==== Dataset excerpts ====
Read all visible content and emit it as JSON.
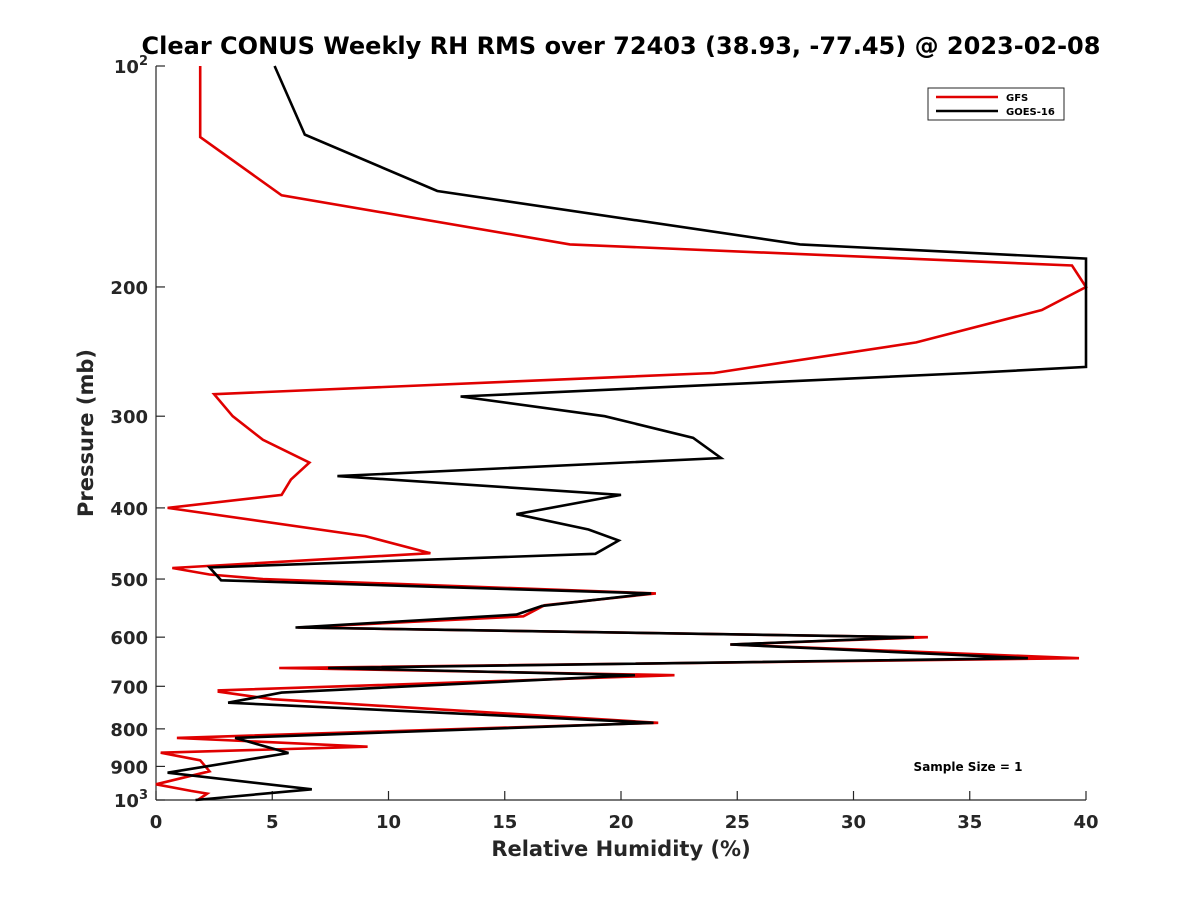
{
  "chart_data": {
    "type": "line",
    "title": "Clear CONUS Weekly RH RMS over 72403 (38.93, -77.45) @ 2023-02-08",
    "xlabel": "Relative Humidity (%)",
    "ylabel": "Pressure (mb)",
    "xlim": [
      0,
      40
    ],
    "ylim": [
      100,
      1000
    ],
    "y_scale": "log",
    "y_reversed": true,
    "grid": false,
    "legend_position": "top-right",
    "x_ticks": [
      0,
      5,
      10,
      15,
      20,
      25,
      30,
      35,
      40
    ],
    "x_tick_labels": [
      "0",
      "5",
      "10",
      "15",
      "20",
      "25",
      "30",
      "35",
      "40"
    ],
    "y_ticks": [
      100,
      200,
      300,
      400,
      500,
      600,
      700,
      800,
      900,
      1000
    ],
    "y_tick_labels": [
      {
        "base": "10",
        "exp": "2"
      },
      {
        "base": "200",
        "exp": ""
      },
      {
        "base": "300",
        "exp": ""
      },
      {
        "base": "400",
        "exp": ""
      },
      {
        "base": "500",
        "exp": ""
      },
      {
        "base": "600",
        "exp": ""
      },
      {
        "base": "700",
        "exp": ""
      },
      {
        "base": "800",
        "exp": ""
      },
      {
        "base": "900",
        "exp": ""
      },
      {
        "base": "10",
        "exp": "3"
      }
    ],
    "annotation": "Sample Size = 1",
    "series": [
      {
        "name": "GFS",
        "color": "#e00000",
        "points": [
          [
            1.9,
            100
          ],
          [
            1.9,
            125
          ],
          [
            5.4,
            150
          ],
          [
            17.8,
            175
          ],
          [
            39.4,
            187
          ],
          [
            40.0,
            200
          ],
          [
            38.1,
            215
          ],
          [
            32.7,
            238
          ],
          [
            24.0,
            262
          ],
          [
            2.5,
            280
          ],
          [
            3.3,
            300
          ],
          [
            4.6,
            323
          ],
          [
            6.6,
            347
          ],
          [
            5.8,
            366
          ],
          [
            5.4,
            384
          ],
          [
            0.5,
            400
          ],
          [
            9.0,
            437
          ],
          [
            11.8,
            461
          ],
          [
            0.7,
            483
          ],
          [
            2.3,
            493
          ],
          [
            4.6,
            500
          ],
          [
            21.5,
            523
          ],
          [
            16.7,
            543
          ],
          [
            15.8,
            562
          ],
          [
            6.1,
            582
          ],
          [
            32.7,
            600
          ],
          [
            33.2,
            600
          ],
          [
            24.7,
            614
          ],
          [
            39.7,
            641
          ],
          [
            5.3,
            661
          ],
          [
            22.3,
            676
          ],
          [
            2.7,
            709
          ],
          [
            2.7,
            712
          ],
          [
            5.0,
            729
          ],
          [
            21.6,
            785
          ],
          [
            0.9,
            823
          ],
          [
            9.1,
            846
          ],
          [
            0.2,
            862
          ],
          [
            1.9,
            883
          ],
          [
            2.3,
            914
          ],
          [
            0.0,
            952
          ],
          [
            1.5,
            972
          ],
          [
            2.2,
            980
          ],
          [
            1.8,
            1000
          ]
        ]
      },
      {
        "name": "GOES-16",
        "color": "#000000",
        "points": [
          [
            5.1,
            100
          ],
          [
            6.4,
            124
          ],
          [
            12.1,
            148
          ],
          [
            27.7,
            175
          ],
          [
            40.0,
            183
          ],
          [
            40.0,
            257
          ],
          [
            35.0,
            262
          ],
          [
            13.1,
            282
          ],
          [
            19.3,
            300
          ],
          [
            23.1,
            321
          ],
          [
            24.3,
            342
          ],
          [
            7.8,
            362
          ],
          [
            20.0,
            384
          ],
          [
            15.5,
            408
          ],
          [
            18.6,
            428
          ],
          [
            19.9,
            443
          ],
          [
            18.9,
            462
          ],
          [
            2.3,
            482
          ],
          [
            2.8,
            502
          ],
          [
            21.3,
            523
          ],
          [
            16.6,
            544
          ],
          [
            15.5,
            559
          ],
          [
            6.0,
            582
          ],
          [
            32.6,
            600
          ],
          [
            24.7,
            614
          ],
          [
            37.5,
            641
          ],
          [
            7.4,
            661
          ],
          [
            20.6,
            676
          ],
          [
            5.4,
            714
          ],
          [
            3.1,
            737
          ],
          [
            21.4,
            785
          ],
          [
            3.4,
            823
          ],
          [
            5.7,
            863
          ],
          [
            0.5,
            918
          ],
          [
            6.7,
            967
          ],
          [
            1.7,
            1000
          ]
        ]
      }
    ]
  }
}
====
From the material above, copy everything exactly but the pictures.

Read all visible content and emit it as JSON.
{
  "chart_data": {
    "type": "line",
    "title": "Clear CONUS Weekly RH RMS over 72403 (38.93, -77.45) @ 2023-02-08",
    "xlabel": "Relative Humidity (%)",
    "ylabel": "Pressure (mb)",
    "xlim": [
      0,
      40
    ],
    "ylim": [
      100,
      1000
    ],
    "y_scale": "log",
    "y_reversed": true,
    "grid": false,
    "legend_position": "top-right",
    "x_ticks": [
      0,
      5,
      10,
      15,
      20,
      25,
      30,
      35,
      40
    ],
    "x_tick_labels": [
      "0",
      "5",
      "10",
      "15",
      "20",
      "25",
      "30",
      "35",
      "40"
    ],
    "y_ticks": [
      100,
      200,
      300,
      400,
      500,
      600,
      700,
      800,
      900,
      1000
    ],
    "y_tick_labels": [
      {
        "base": "10",
        "exp": "2"
      },
      {
        "base": "200",
        "exp": ""
      },
      {
        "base": "300",
        "exp": ""
      },
      {
        "base": "400",
        "exp": ""
      },
      {
        "base": "500",
        "exp": ""
      },
      {
        "base": "600",
        "exp": ""
      },
      {
        "base": "700",
        "exp": ""
      },
      {
        "base": "800",
        "exp": ""
      },
      {
        "base": "900",
        "exp": ""
      },
      {
        "base": "10",
        "exp": "3"
      }
    ],
    "annotation": "Sample Size = 1",
    "series": [
      {
        "name": "GFS",
        "color": "#e00000",
        "points": [
          [
            1.9,
            100
          ],
          [
            1.9,
            125
          ],
          [
            5.4,
            150
          ],
          [
            17.8,
            175
          ],
          [
            39.4,
            187
          ],
          [
            40.0,
            200
          ],
          [
            38.1,
            215
          ],
          [
            32.7,
            238
          ],
          [
            24.0,
            262
          ],
          [
            2.5,
            280
          ],
          [
            3.3,
            300
          ],
          [
            4.6,
            323
          ],
          [
            6.6,
            347
          ],
          [
            5.8,
            366
          ],
          [
            5.4,
            384
          ],
          [
            0.5,
            400
          ],
          [
            9.0,
            437
          ],
          [
            11.8,
            461
          ],
          [
            0.7,
            483
          ],
          [
            2.3,
            493
          ],
          [
            4.6,
            500
          ],
          [
            21.5,
            523
          ],
          [
            16.7,
            543
          ],
          [
            15.8,
            562
          ],
          [
            6.1,
            582
          ],
          [
            32.7,
            600
          ],
          [
            33.2,
            600
          ],
          [
            24.7,
            614
          ],
          [
            39.7,
            641
          ],
          [
            5.3,
            661
          ],
          [
            22.3,
            676
          ],
          [
            2.7,
            709
          ],
          [
            2.7,
            712
          ],
          [
            5.0,
            729
          ],
          [
            21.6,
            785
          ],
          [
            0.9,
            823
          ],
          [
            9.1,
            846
          ],
          [
            0.2,
            862
          ],
          [
            1.9,
            883
          ],
          [
            2.3,
            914
          ],
          [
            0.0,
            952
          ],
          [
            1.5,
            972
          ],
          [
            2.2,
            980
          ],
          [
            1.8,
            1000
          ]
        ]
      },
      {
        "name": "GOES-16",
        "color": "#000000",
        "points": [
          [
            5.1,
            100
          ],
          [
            6.4,
            124
          ],
          [
            12.1,
            148
          ],
          [
            27.7,
            175
          ],
          [
            40.0,
            183
          ],
          [
            40.0,
            257
          ],
          [
            35.0,
            262
          ],
          [
            13.1,
            282
          ],
          [
            19.3,
            300
          ],
          [
            23.1,
            321
          ],
          [
            24.3,
            342
          ],
          [
            7.8,
            362
          ],
          [
            20.0,
            384
          ],
          [
            15.5,
            408
          ],
          [
            18.6,
            428
          ],
          [
            19.9,
            443
          ],
          [
            18.9,
            462
          ],
          [
            2.3,
            482
          ],
          [
            2.8,
            502
          ],
          [
            21.3,
            523
          ],
          [
            16.6,
            544
          ],
          [
            15.5,
            559
          ],
          [
            6.0,
            582
          ],
          [
            32.6,
            600
          ],
          [
            24.7,
            614
          ],
          [
            37.5,
            641
          ],
          [
            7.4,
            661
          ],
          [
            20.6,
            676
          ],
          [
            5.4,
            714
          ],
          [
            3.1,
            737
          ],
          [
            21.4,
            785
          ],
          [
            3.4,
            823
          ],
          [
            5.7,
            863
          ],
          [
            0.5,
            918
          ],
          [
            6.7,
            967
          ],
          [
            1.7,
            1000
          ]
        ]
      }
    ]
  }
}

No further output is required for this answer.